* Input records *

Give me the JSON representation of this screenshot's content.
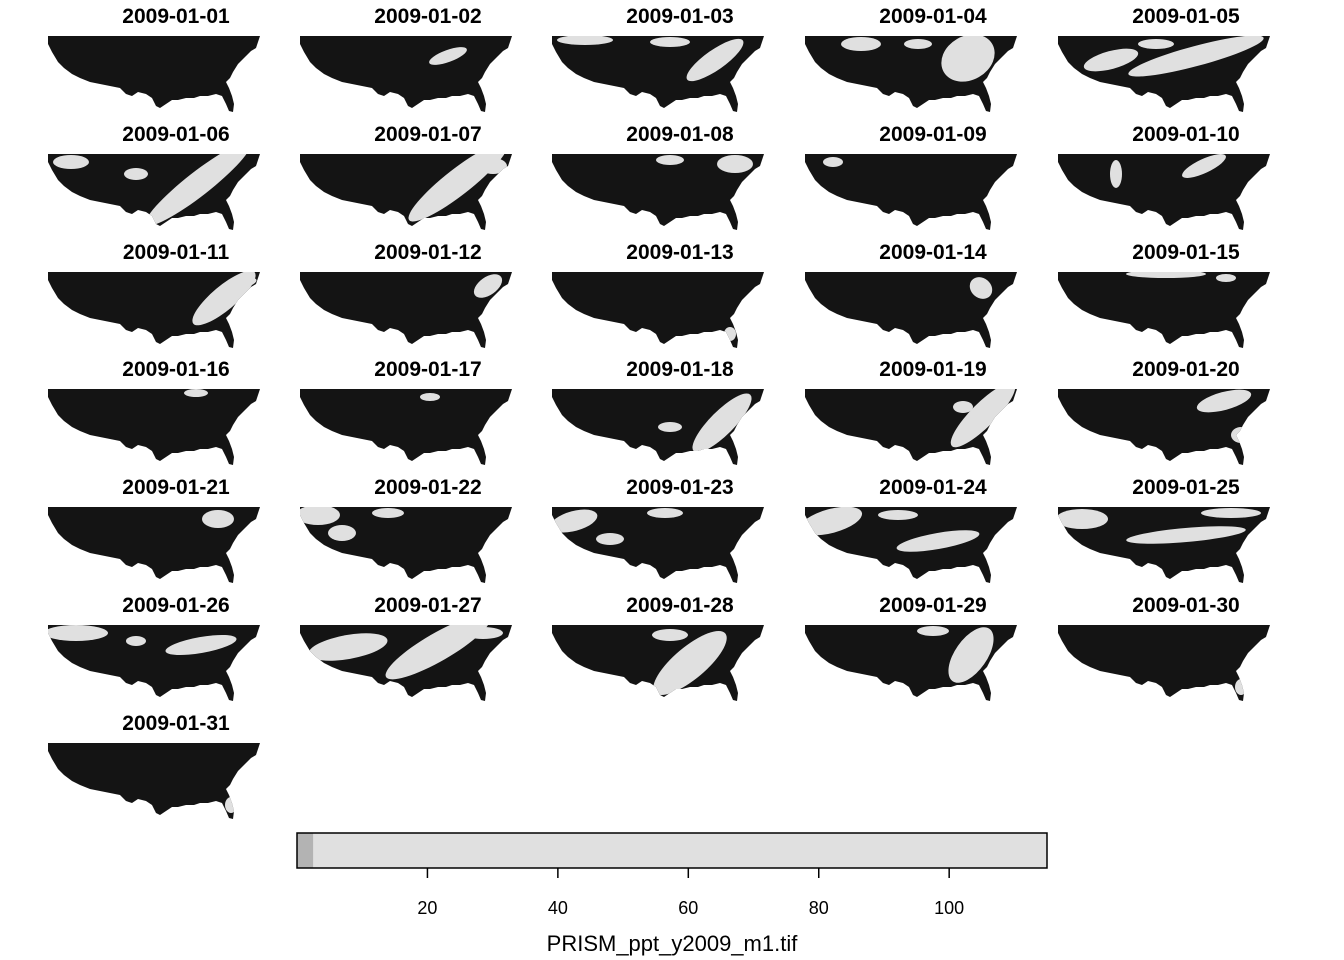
{
  "chart_data": {
    "type": "heatmap",
    "title": "",
    "panel_titles": [
      "2009-01-01",
      "2009-01-02",
      "2009-01-03",
      "2009-01-04",
      "2009-01-05",
      "2009-01-06",
      "2009-01-07",
      "2009-01-08",
      "2009-01-09",
      "2009-01-10",
      "2009-01-11",
      "2009-01-12",
      "2009-01-13",
      "2009-01-14",
      "2009-01-15",
      "2009-01-16",
      "2009-01-17",
      "2009-01-18",
      "2009-01-19",
      "2009-01-20",
      "2009-01-21",
      "2009-01-22",
      "2009-01-23",
      "2009-01-24",
      "2009-01-25",
      "2009-01-26",
      "2009-01-27",
      "2009-01-28",
      "2009-01-29",
      "2009-01-30",
      "2009-01-31"
    ],
    "grid": {
      "ncol": 5,
      "nrow": 7
    },
    "legend": {
      "title": "PRISM_ppt_y2009_m1.tif",
      "range": [
        0,
        115
      ],
      "ticks": [
        20,
        40,
        60,
        80,
        100
      ],
      "tick_labels": [
        "20",
        "40",
        "60",
        "80",
        "100"
      ],
      "breaks": [
        0,
        2.5,
        115
      ],
      "colors": [
        "#b3b3b3",
        "#e0e0e0"
      ]
    },
    "colors": {
      "dry": "#141414",
      "wet": "#e0e0e0",
      "wet_edge": "#cfcfcf"
    }
  }
}
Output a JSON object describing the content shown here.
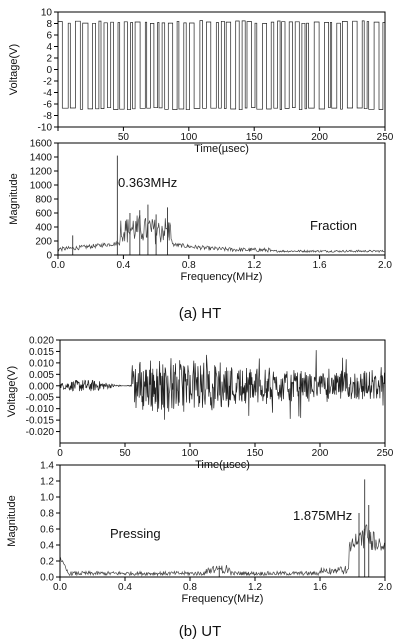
{
  "panels": [
    {
      "caption": "(a)  HT",
      "time_chart": {
        "type": "line",
        "xlabel": "Time(µsec)",
        "ylabel": "Voltage(V)",
        "xlim": [
          0,
          250
        ],
        "ylim": [
          -10,
          10
        ],
        "xticks": [
          0,
          50,
          100,
          150,
          200,
          250
        ],
        "xtick_labels": [
          "",
          "50",
          "100",
          "150",
          "200",
          "250"
        ],
        "yticks": [
          -10,
          -8,
          -6,
          -4,
          -2,
          0,
          2,
          4,
          6,
          8,
          10
        ],
        "ytick_labels": [
          "-10",
          "-8",
          "-6",
          "-4",
          "-2",
          "0",
          "2",
          "4",
          "6",
          "8",
          "10"
        ],
        "series": [
          {
            "x_range": [
              0,
              250
            ],
            "envelope": [
              -7,
              8.5
            ],
            "description_values": "rectangular switching waveform between about -7 V and 8.5 V"
          }
        ]
      },
      "spectrum_chart": {
        "type": "line",
        "xlabel": "Frequency(MHz)",
        "ylabel": "Magnitude",
        "xlim": [
          0,
          2.0
        ],
        "ylim": [
          0,
          1600
        ],
        "xticks": [
          0.0,
          0.4,
          0.8,
          1.2,
          1.6,
          2.0
        ],
        "xtick_labels": [
          "0.0",
          "0.4",
          "0.8",
          "1.2",
          "1.6",
          "2.0"
        ],
        "yticks": [
          0,
          200,
          400,
          600,
          800,
          1000,
          1200,
          1400,
          1600
        ],
        "ytick_labels": [
          "0",
          "200",
          "400",
          "600",
          "800",
          "1000",
          "1200",
          "1400",
          "1600"
        ],
        "peaks": [
          {
            "x": 0.363,
            "y": 1420
          },
          {
            "x": 0.44,
            "y": 600
          },
          {
            "x": 0.5,
            "y": 640
          },
          {
            "x": 0.55,
            "y": 720
          },
          {
            "x": 0.6,
            "y": 580
          },
          {
            "x": 0.67,
            "y": 680
          },
          {
            "x": 0.09,
            "y": 280
          }
        ],
        "annotations": {
          "peak_label": "0.363MHz",
          "condition_label": "Fraction"
        }
      }
    },
    {
      "caption": "(b)  UT",
      "time_chart": {
        "type": "line",
        "xlabel": "Time(µsec)",
        "ylabel": "Voltage(V)",
        "xlim": [
          0,
          250
        ],
        "ylim": [
          -0.025,
          0.02
        ],
        "xticks": [
          0,
          50,
          100,
          150,
          200,
          250
        ],
        "xtick_labels": [
          "0",
          "50",
          "100",
          "150",
          "200",
          "250"
        ],
        "yticks": [
          -0.02,
          -0.015,
          -0.01,
          -0.005,
          0.0,
          0.005,
          0.01,
          0.015,
          0.02
        ],
        "ytick_labels": [
          "-0.020",
          "-0.015",
          "-0.010",
          "-0.005",
          "0.000",
          "0.005",
          "0.010",
          "0.015",
          "0.020"
        ],
        "series": [
          {
            "x_range": [
              0,
              250
            ],
            "burst_start": 55,
            "peak_amplitude": 0.018
          }
        ]
      },
      "spectrum_chart": {
        "type": "line",
        "xlabel": "Frequency(MHz)",
        "ylabel": "Magnitude",
        "xlim": [
          0,
          2.0
        ],
        "ylim": [
          0,
          1.4
        ],
        "xticks": [
          0.0,
          0.4,
          0.8,
          1.2,
          1.6,
          2.0
        ],
        "xtick_labels": [
          "0.0",
          "0.4",
          "0.8",
          "1.2",
          "1.6",
          "2.0"
        ],
        "yticks": [
          0.0,
          0.2,
          0.4,
          0.6,
          0.8,
          1.0,
          1.2,
          1.4
        ],
        "ytick_labels": [
          "0.0",
          "0.2",
          "0.4",
          "0.6",
          "0.8",
          "1.0",
          "1.2",
          "1.4"
        ],
        "peaks": [
          {
            "x": 1.875,
            "y": 1.22
          },
          {
            "x": 1.84,
            "y": 0.8
          },
          {
            "x": 1.9,
            "y": 0.9
          },
          {
            "x": 0.98,
            "y": 0.14
          },
          {
            "x": 0.0,
            "y": 0.28
          }
        ],
        "annotations": {
          "peak_label": "1.875MHz",
          "condition_label": "Pressing"
        }
      }
    }
  ],
  "chart_data": [
    {
      "type": "line",
      "xlabel": "Time(µsec)",
      "ylabel": "Voltage(V)",
      "xlim": [
        0,
        250
      ],
      "ylim": [
        -10,
        10
      ],
      "series": [
        {
          "x": [
            0,
            250
          ],
          "values": [
            -7,
            8.5
          ]
        }
      ]
    },
    {
      "type": "line",
      "xlabel": "Frequency(MHz)",
      "ylabel": "Magnitude",
      "xlim": [
        0,
        2.0
      ],
      "ylim": [
        0,
        1600
      ],
      "series": [
        {
          "x": [
            0.09,
            0.363,
            0.44,
            0.5,
            0.55,
            0.6,
            0.67
          ],
          "values": [
            280,
            1420,
            600,
            640,
            720,
            580,
            680
          ]
        }
      ]
    },
    {
      "type": "line",
      "xlabel": "Time(µsec)",
      "ylabel": "Voltage(V)",
      "xlim": [
        0,
        250
      ],
      "ylim": [
        -0.025,
        0.02
      ],
      "series": [
        {
          "x": [
            55,
            80
          ],
          "values": [
            0.015,
            0.018
          ]
        }
      ]
    },
    {
      "type": "line",
      "xlabel": "Frequency(MHz)",
      "ylabel": "Magnitude",
      "xlim": [
        0,
        2.0
      ],
      "ylim": [
        0,
        1.4
      ],
      "series": [
        {
          "x": [
            0.0,
            0.98,
            1.84,
            1.875,
            1.9
          ],
          "values": [
            0.28,
            0.14,
            0.8,
            1.22,
            0.9
          ]
        }
      ]
    }
  ]
}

* Prompt *
Set down every entry word for word, but omit the pictures.

* The solution *
Give me the JSON representation of this screenshot's content.
{
  "chart_data": {
    "type": "heatmap",
    "title": "",
    "panel_titles": [
      "2009-01-01",
      "2009-01-02",
      "2009-01-03",
      "2009-01-04",
      "2009-01-05",
      "2009-01-06",
      "2009-01-07",
      "2009-01-08",
      "2009-01-09",
      "2009-01-10",
      "2009-01-11",
      "2009-01-12",
      "2009-01-13",
      "2009-01-14",
      "2009-01-15",
      "2009-01-16",
      "2009-01-17",
      "2009-01-18",
      "2009-01-19",
      "2009-01-20",
      "2009-01-21",
      "2009-01-22",
      "2009-01-23",
      "2009-01-24",
      "2009-01-25",
      "2009-01-26",
      "2009-01-27",
      "2009-01-28",
      "2009-01-29",
      "2009-01-30",
      "2009-01-31"
    ],
    "grid": {
      "ncol": 5,
      "nrow": 7
    },
    "legend": {
      "title": "PRISM_ppt_y2009_m1.tif",
      "range": [
        0,
        115
      ],
      "ticks": [
        20,
        40,
        60,
        80,
        100
      ],
      "tick_labels": [
        "20",
        "40",
        "60",
        "80",
        "100"
      ],
      "breaks": [
        0,
        2.5,
        115
      ],
      "colors": [
        "#b3b3b3",
        "#e0e0e0"
      ]
    },
    "colors": {
      "dry": "#141414",
      "wet": "#e0e0e0",
      "wet_edge": "#cfcfcf"
    }
  }
}
Output a JSON object describing the content shown here.
{
  "panels": [
    {
      "caption": "(a)  HT",
      "time_chart": {
        "type": "line",
        "xlabel": "Time(µsec)",
        "ylabel": "Voltage(V)",
        "xlim": [
          0,
          250
        ],
        "ylim": [
          -10,
          10
        ],
        "xticks": [
          0,
          50,
          100,
          150,
          200,
          250
        ],
        "xtick_labels": [
          "",
          "50",
          "100",
          "150",
          "200",
          "250"
        ],
        "yticks": [
          -10,
          -8,
          -6,
          -4,
          -2,
          0,
          2,
          4,
          6,
          8,
          10
        ],
        "ytick_labels": [
          "-10",
          "-8",
          "-6",
          "-4",
          "-2",
          "0",
          "2",
          "4",
          "6",
          "8",
          "10"
        ],
        "series": [
          {
            "x_range": [
              0,
              250
            ],
            "envelope": [
              -7,
              8.5
            ],
            "description_values": "rectangular switching waveform between about -7 V and 8.5 V"
          }
        ]
      },
      "spectrum_chart": {
        "type": "line",
        "xlabel": "Frequency(MHz)",
        "ylabel": "Magnitude",
        "xlim": [
          0,
          2.0
        ],
        "ylim": [
          0,
          1600
        ],
        "xticks": [
          0.0,
          0.4,
          0.8,
          1.2,
          1.6,
          2.0
        ],
        "xtick_labels": [
          "0.0",
          "0.4",
          "0.8",
          "1.2",
          "1.6",
          "2.0"
        ],
        "yticks": [
          0,
          200,
          400,
          600,
          800,
          1000,
          1200,
          1400,
          1600
        ],
        "ytick_labels": [
          "0",
          "200",
          "400",
          "600",
          "800",
          "1000",
          "1200",
          "1400",
          "1600"
        ],
        "peaks": [
          {
            "x": 0.363,
            "y": 1420
          },
          {
            "x": 0.44,
            "y": 600
          },
          {
            "x": 0.5,
            "y": 640
          },
          {
            "x": 0.55,
            "y": 720
          },
          {
            "x": 0.6,
            "y": 580
          },
          {
            "x": 0.67,
            "y": 680
          },
          {
            "x": 0.09,
            "y": 280
          }
        ],
        "annotations": {
          "peak_label": "0.363MHz",
          "condition_label": "Fraction"
        }
      }
    },
    {
      "caption": "(b)  UT",
      "time_chart": {
        "type": "line",
        "xlabel": "Time(µsec)",
        "ylabel": "Voltage(V)",
        "xlim": [
          0,
          250
        ],
        "ylim": [
          -0.025,
          0.02
        ],
        "xticks": [
          0,
          50,
          100,
          150,
          200,
          250
        ],
        "xtick_labels": [
          "0",
          "50",
          "100",
          "150",
          "200",
          "250"
        ],
        "yticks": [
          -0.02,
          -0.015,
          -0.01,
          -0.005,
          0.0,
          0.005,
          0.01,
          0.015,
          0.02
        ],
        "ytick_labels": [
          "-0.020",
          "-0.015",
          "-0.010",
          "-0.005",
          "0.000",
          "0.005",
          "0.010",
          "0.015",
          "0.020"
        ],
        "series": [
          {
            "x_range": [
              0,
              250
            ],
            "burst_start": 55,
            "peak_amplitude": 0.018
          }
        ]
      },
      "spectrum_chart": {
        "type": "line",
        "xlabel": "Frequency(MHz)",
        "ylabel": "Magnitude",
        "xlim": [
          0,
          2.0
        ],
        "ylim": [
          0,
          1.4
        ],
        "xticks": [
          0.0,
          0.4,
          0.8,
          1.2,
          1.6,
          2.0
        ],
        "xtick_labels": [
          "0.0",
          "0.4",
          "0.8",
          "1.2",
          "1.6",
          "2.0"
        ],
        "yticks": [
          0.0,
          0.2,
          0.4,
          0.6,
          0.8,
          1.0,
          1.2,
          1.4
        ],
        "ytick_labels": [
          "0.0",
          "0.2",
          "0.4",
          "0.6",
          "0.8",
          "1.0",
          "1.2",
          "1.4"
        ],
        "peaks": [
          {
            "x": 1.875,
            "y": 1.22
          },
          {
            "x": 1.84,
            "y": 0.8
          },
          {
            "x": 1.9,
            "y": 0.9
          },
          {
            "x": 0.98,
            "y": 0.14
          },
          {
            "x": 0.0,
            "y": 0.28
          }
        ],
        "annotations": {
          "peak_label": "1.875MHz",
          "condition_label": "Pressing"
        }
      }
    }
  ],
  "chart_data": [
    {
      "type": "line",
      "xlabel": "Time(µsec)",
      "ylabel": "Voltage(V)",
      "xlim": [
        0,
        250
      ],
      "ylim": [
        -10,
        10
      ],
      "series": [
        {
          "x": [
            0,
            250
          ],
          "values": [
            -7,
            8.5
          ]
        }
      ]
    },
    {
      "type": "line",
      "xlabel": "Frequency(MHz)",
      "ylabel": "Magnitude",
      "xlim": [
        0,
        2.0
      ],
      "ylim": [
        0,
        1600
      ],
      "series": [
        {
          "x": [
            0.09,
            0.363,
            0.44,
            0.5,
            0.55,
            0.6,
            0.67
          ],
          "values": [
            280,
            1420,
            600,
            640,
            720,
            580,
            680
          ]
        }
      ]
    },
    {
      "type": "line",
      "xlabel": "Time(µsec)",
      "ylabel": "Voltage(V)",
      "xlim": [
        0,
        250
      ],
      "ylim": [
        -0.025,
        0.02
      ],
      "series": [
        {
          "x": [
            55,
            80
          ],
          "values": [
            0.015,
            0.018
          ]
        }
      ]
    },
    {
      "type": "line",
      "xlabel": "Frequency(MHz)",
      "ylabel": "Magnitude",
      "xlim": [
        0,
        2.0
      ],
      "ylim": [
        0,
        1.4
      ],
      "series": [
        {
          "x": [
            0.0,
            0.98,
            1.84,
            1.875,
            1.9
          ],
          "values": [
            0.28,
            0.14,
            0.8,
            1.22,
            0.9
          ]
        }
      ]
    }
  ]
}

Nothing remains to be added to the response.